→ Excerpted records
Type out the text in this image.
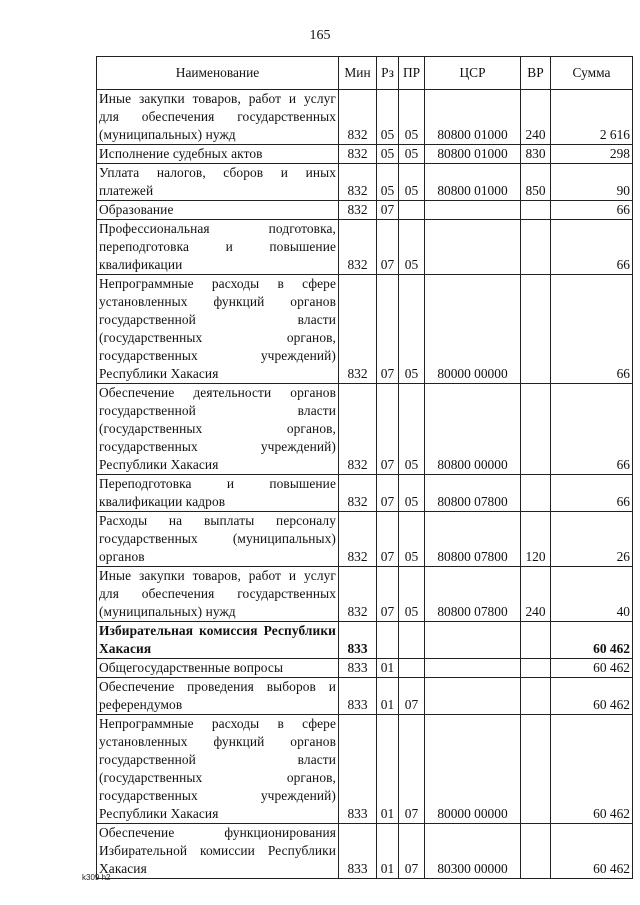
165
Наименование	Мин	Рз	ПР	ЦСР	ВР	Сумма
Иные закупки товаров, работ и услуг для обеспечения государственных (муниципальных) нужд	832	05	05	80800 01000	240	2 616
Исполнение судебных актов	832	05	05	80800 01000	830	298
Уплата налогов, сборов и иных платежей	832	05	05	80800 01000	850	90
Образование	832	07				66
Профессиональная подготовка, переподготовка и повышение квалификации	832	07	05			66
Непрограммные расходы в сфере установленных функций органов государственной власти (государственных органов, государственных учреждений) Республики Хакасия	832	07	05	80000 00000		66
Обеспечение деятельности органов государственной власти (государственных органов, государственных учреждений) Республики Хакасия	832	07	05	80800 00000		66
Переподготовка и повышение квалификации кадров	832	07	05	80800 07800		66
Расходы на выплаты персоналу государственных (муниципальных) органов	832	07	05	80800 07800	120	26
Иные закупки товаров, работ и услуг для обеспечения государственных (муниципальных) нужд	832	07	05	80800 07800	240	40
Избирательная комиссия Республики Хакасия	833					60 462
Общегосударственные вопросы	833	01				60 462
Обеспечение проведения выборов и референдумов	833	01	07			60 462
Непрограммные расходы в сфере установленных функций органов государственной власти (государственных органов, государственных учреждений) Республики Хакасия	833	01	07	80000 00000		60 462
Обеспечение функционирования Избирательной комиссии Республики Хакасия	833	01	07	80300 00000		60 462
k309 h2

→ Written request
Select from the material above each line in which the string "квалификации" appears, and list those lines.

→ Written solution
Профессиональная подготовка, переподготовка и повышение квалификации	832	07	05			66
Переподготовка и повышение квалификации кадров	832	07	05	80800 07800		66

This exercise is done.